INSTRUCTIONS FOR THE TASK: Output the data word for word, dropping every image.

Collected data entries:
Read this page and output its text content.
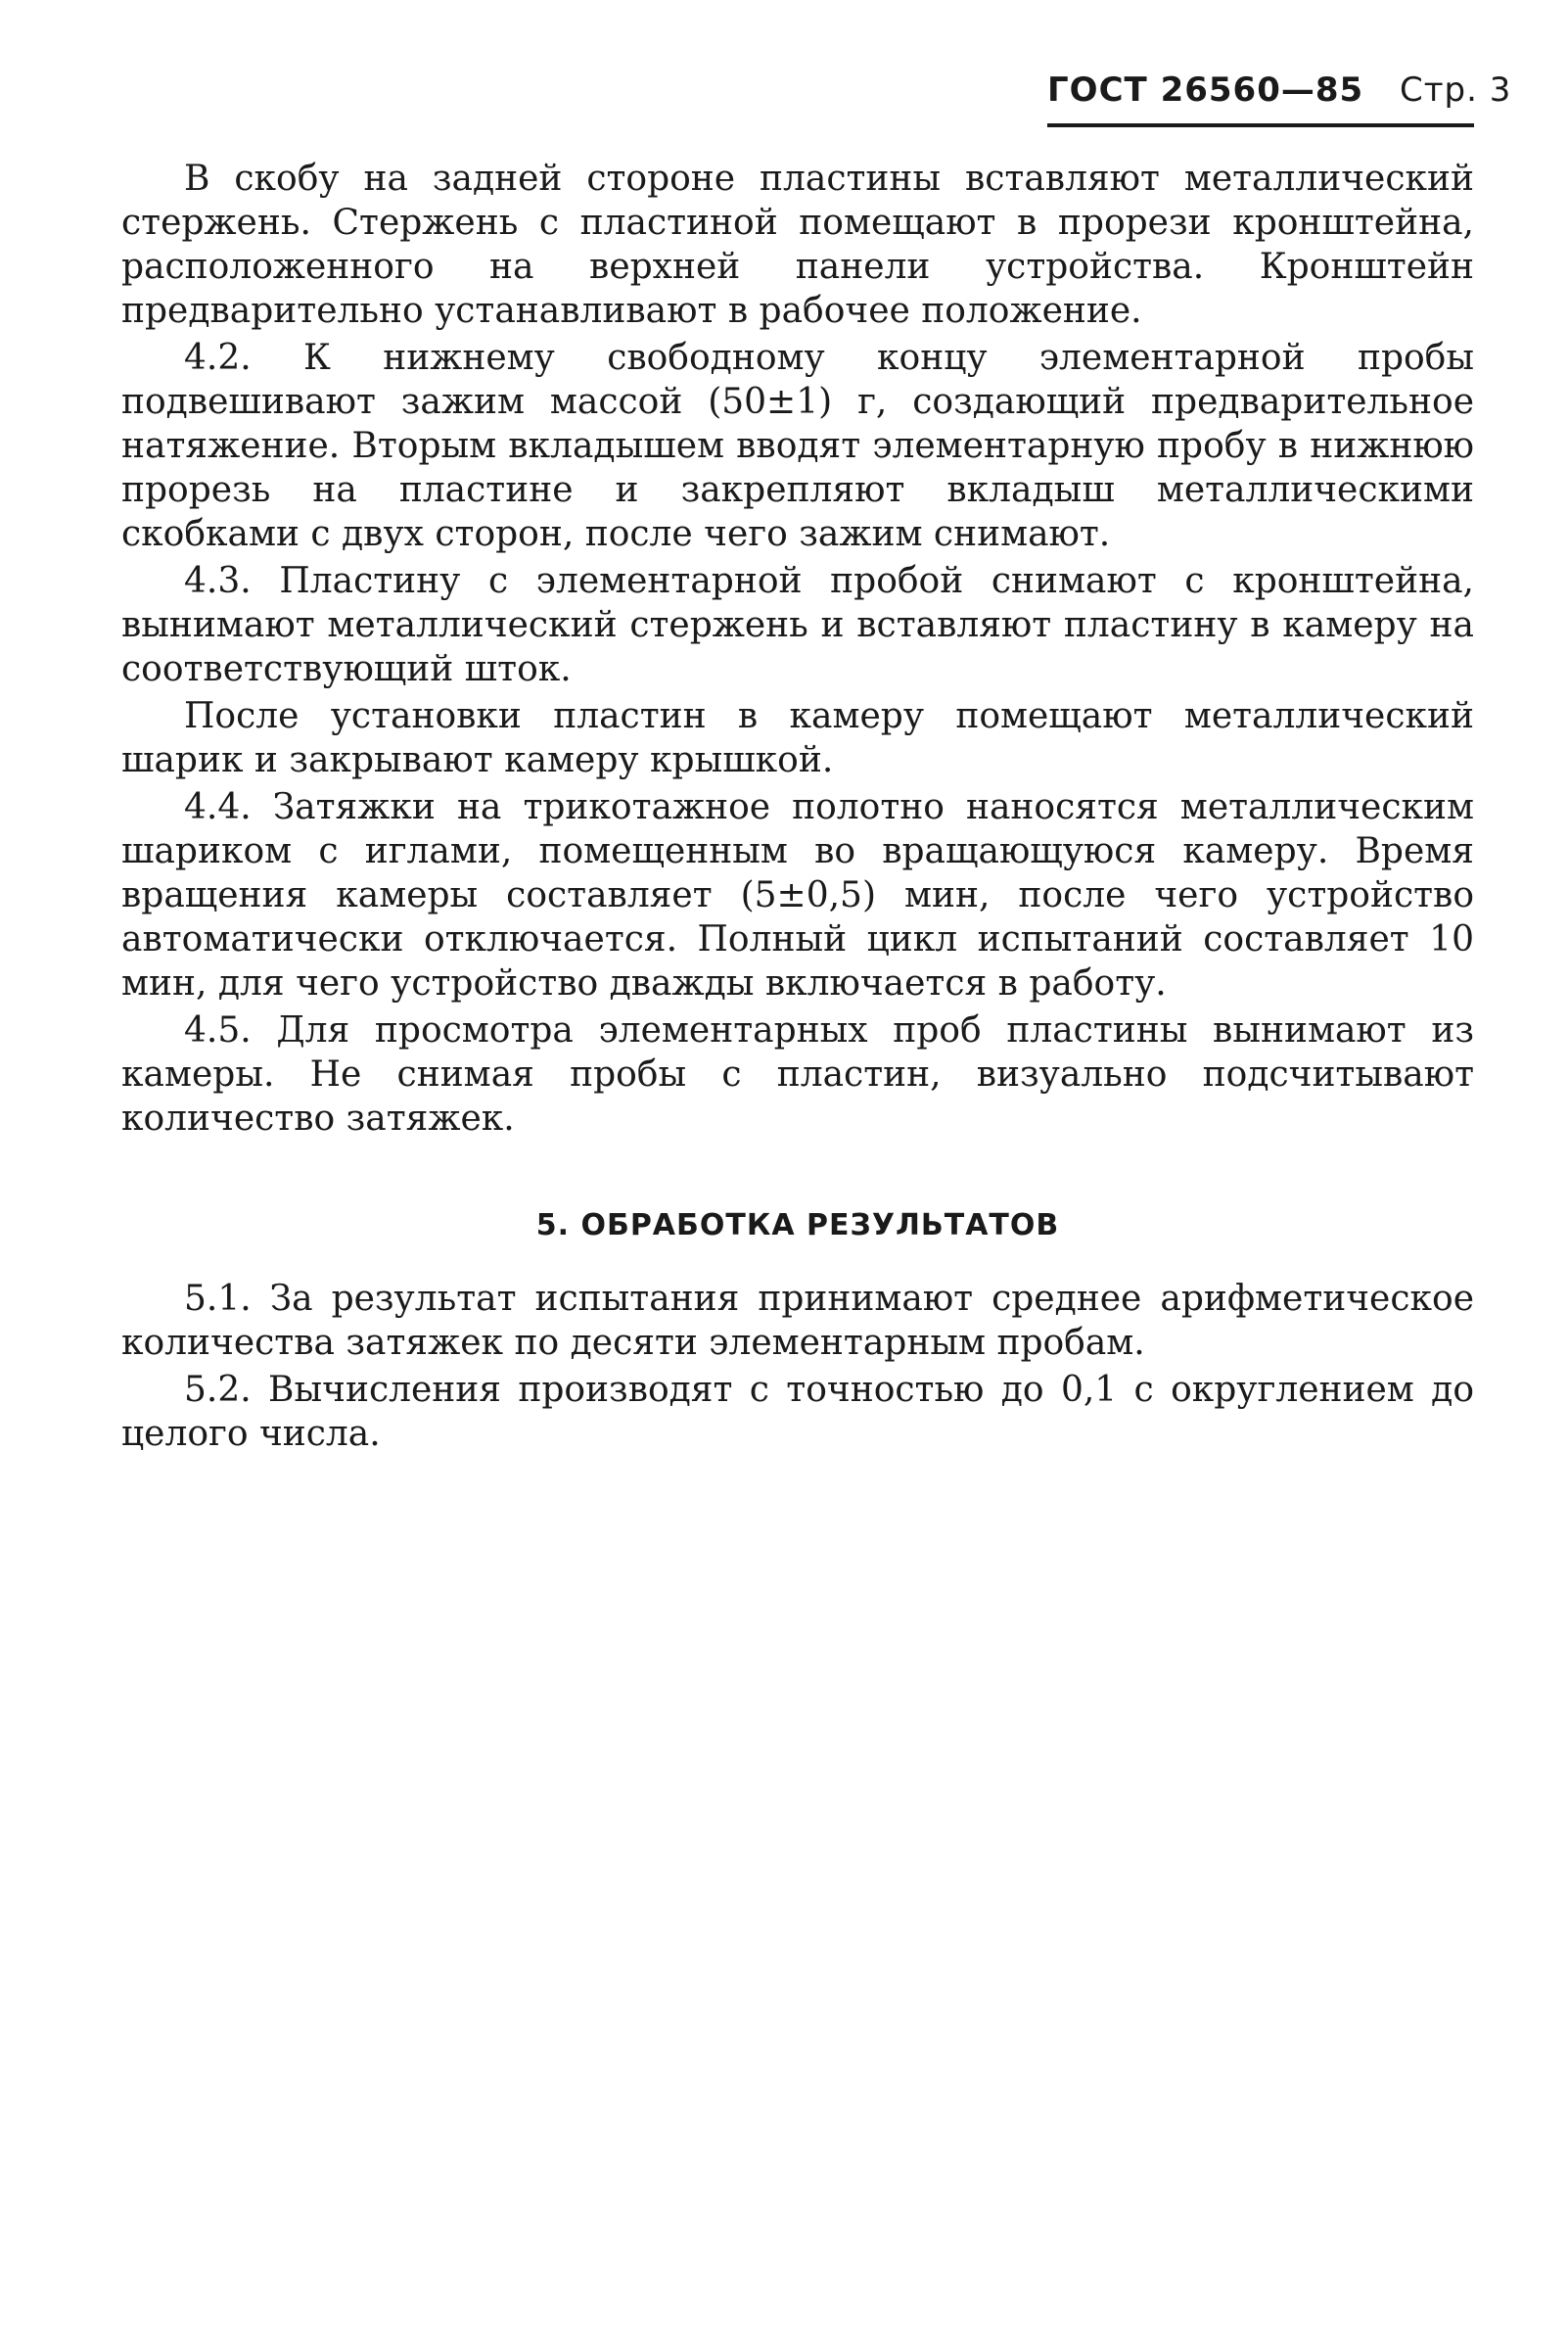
ГОСТ 26560—85 Стр. 3

В скобу на задней стороне пластины вставляют металлический стержень. Стержень с пластиной помещают в прорези кронштейна, расположенного на верхней панели устройства. Кронштейн предварительно устанавливают в рабочее положение.

4.2. К нижнему свободному концу элементарной пробы подвешивают зажим массой (50±1) г, создающий предварительное натяжение. Вторым вкладышем вводят элементарную пробу в нижнюю прорезь на пластине и закрепляют вкладыш металлическими скобками с двух сторон, после чего зажим снимают.

4.3. Пластину с элементарной пробой снимают с кронштейна, вынимают металлический стержень и вставляют пластину в камеру на соответствующий шток.

После установки пластин в камеру помещают металлический шарик и закрывают камеру крышкой.

4.4. Затяжки на трикотажное полотно наносятся металлическим шариком с иглами, помещенным во вращающуюся камеру. Время вращения камеры составляет (5±0,5) мин, после чего устройство автоматически отключается. Полный цикл испытаний составляет 10 мин, для чего устройство дважды включается в работу.

4.5. Для просмотра элементарных проб пластины вынимают из камеры. Не снимая пробы с пластин, визуально подсчитывают количество затяжек.

5. ОБРАБОТКА РЕЗУЛЬТАТОВ

5.1. За результат испытания принимают среднее арифметическое количества затяжек по десяти элементарным пробам.

5.2. Вычисления производят с точностью до 0,1 с округлением до целого числа.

ANSWER FOR THIS EXERCISE:
Read this page and output its text content.
ГОСТ 26560—85 Стр. 3

В скобу на задней стороне пластины вставляют металлический стержень. Стержень с пластиной помещают в прорези кронштейна, расположенного на верхней панели устройства. Кронштейн предварительно устанавливают в рабочее положение.

4.2. К нижнему свободному концу элементарной пробы подвешивают зажим массой (50±1) г, создающий предварительное натяжение. Вторым вкладышем вводят элементарную пробу в нижнюю прорезь на пластине и закрепляют вкладыш металлическими скобками с двух сторон, после чего зажим снимают.

4.3. Пластину с элементарной пробой снимают с кронштейна, вынимают металлический стержень и вставляют пластину в камеру на соответствующий шток.

После установки пластин в камеру помещают металлический шарик и закрывают камеру крышкой.

4.4. Затяжки на трикотажное полотно наносятся металлическим шариком с иглами, помещенным во вращающуюся камеру. Время вращения камеры составляет (5±0,5) мин, после чего устройство автоматически отключается. Полный цикл испытаний составляет 10 мин, для чего устройство дважды включается в работу.

4.5. Для просмотра элементарных проб пластины вынимают из камеры. Не снимая пробы с пластин, визуально подсчитывают количество затяжек.

5. ОБРАБОТКА РЕЗУЛЬТАТОВ

5.1. За результат испытания принимают среднее арифметическое количества затяжек по десяти элементарным пробам.

5.2. Вычисления производят с точностью до 0,1 с округлением до целого числа.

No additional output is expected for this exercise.